Goal of the exercise ::
Output the data word for word, dropping every image.

━━━━━━

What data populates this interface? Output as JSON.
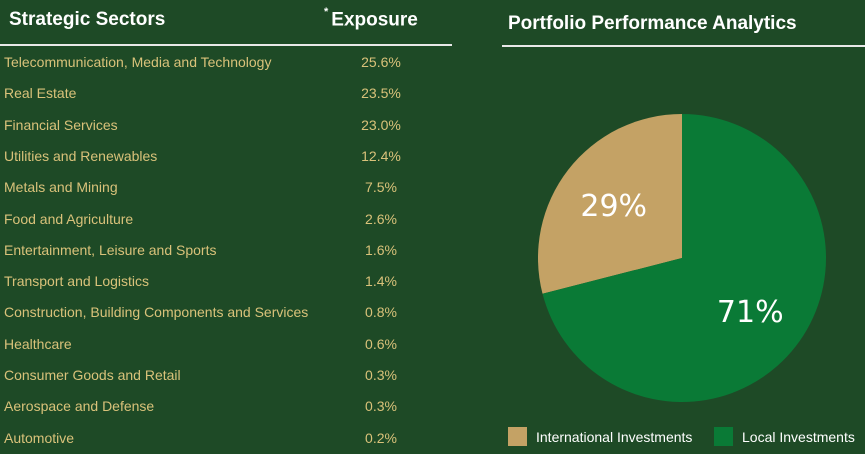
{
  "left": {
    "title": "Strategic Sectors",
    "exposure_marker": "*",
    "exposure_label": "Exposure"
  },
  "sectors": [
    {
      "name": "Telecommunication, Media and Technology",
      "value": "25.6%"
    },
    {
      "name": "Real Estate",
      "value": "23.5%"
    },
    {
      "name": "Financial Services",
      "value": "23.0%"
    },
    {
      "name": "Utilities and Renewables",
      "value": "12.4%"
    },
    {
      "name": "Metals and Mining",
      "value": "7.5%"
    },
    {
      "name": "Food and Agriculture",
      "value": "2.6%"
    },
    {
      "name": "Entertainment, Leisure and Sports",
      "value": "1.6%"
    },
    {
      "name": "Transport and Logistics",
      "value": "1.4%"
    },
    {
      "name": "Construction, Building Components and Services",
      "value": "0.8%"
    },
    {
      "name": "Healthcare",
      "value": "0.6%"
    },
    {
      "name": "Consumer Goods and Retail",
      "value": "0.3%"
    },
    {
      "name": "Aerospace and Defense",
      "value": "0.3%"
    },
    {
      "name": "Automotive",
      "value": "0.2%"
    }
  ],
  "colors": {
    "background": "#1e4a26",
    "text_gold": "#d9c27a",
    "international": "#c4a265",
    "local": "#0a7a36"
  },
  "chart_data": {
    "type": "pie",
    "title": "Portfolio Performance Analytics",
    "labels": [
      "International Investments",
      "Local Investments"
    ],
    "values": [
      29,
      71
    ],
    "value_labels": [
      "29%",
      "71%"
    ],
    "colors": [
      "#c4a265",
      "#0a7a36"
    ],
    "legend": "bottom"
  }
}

━━━━━━

Full response ::
What data populates this interface? Output as JSON.
{
  "left": {
    "title": "Strategic Sectors",
    "exposure_marker": "*",
    "exposure_label": "Exposure"
  },
  "sectors": [
    {
      "name": "Telecommunication, Media and Technology",
      "value": "25.6%"
    },
    {
      "name": "Real Estate",
      "value": "23.5%"
    },
    {
      "name": "Financial Services",
      "value": "23.0%"
    },
    {
      "name": "Utilities and Renewables",
      "value": "12.4%"
    },
    {
      "name": "Metals and Mining",
      "value": "7.5%"
    },
    {
      "name": "Food and Agriculture",
      "value": "2.6%"
    },
    {
      "name": "Entertainment, Leisure and Sports",
      "value": "1.6%"
    },
    {
      "name": "Transport and Logistics",
      "value": "1.4%"
    },
    {
      "name": "Construction, Building Components and Services",
      "value": "0.8%"
    },
    {
      "name": "Healthcare",
      "value": "0.6%"
    },
    {
      "name": "Consumer Goods and Retail",
      "value": "0.3%"
    },
    {
      "name": "Aerospace and Defense",
      "value": "0.3%"
    },
    {
      "name": "Automotive",
      "value": "0.2%"
    }
  ],
  "colors": {
    "background": "#1e4a26",
    "text_gold": "#d9c27a",
    "international": "#c4a265",
    "local": "#0a7a36"
  },
  "chart_data": {
    "type": "pie",
    "title": "Portfolio Performance Analytics",
    "labels": [
      "International Investments",
      "Local Investments"
    ],
    "values": [
      29,
      71
    ],
    "value_labels": [
      "29%",
      "71%"
    ],
    "colors": [
      "#c4a265",
      "#0a7a36"
    ],
    "legend": "bottom"
  }
}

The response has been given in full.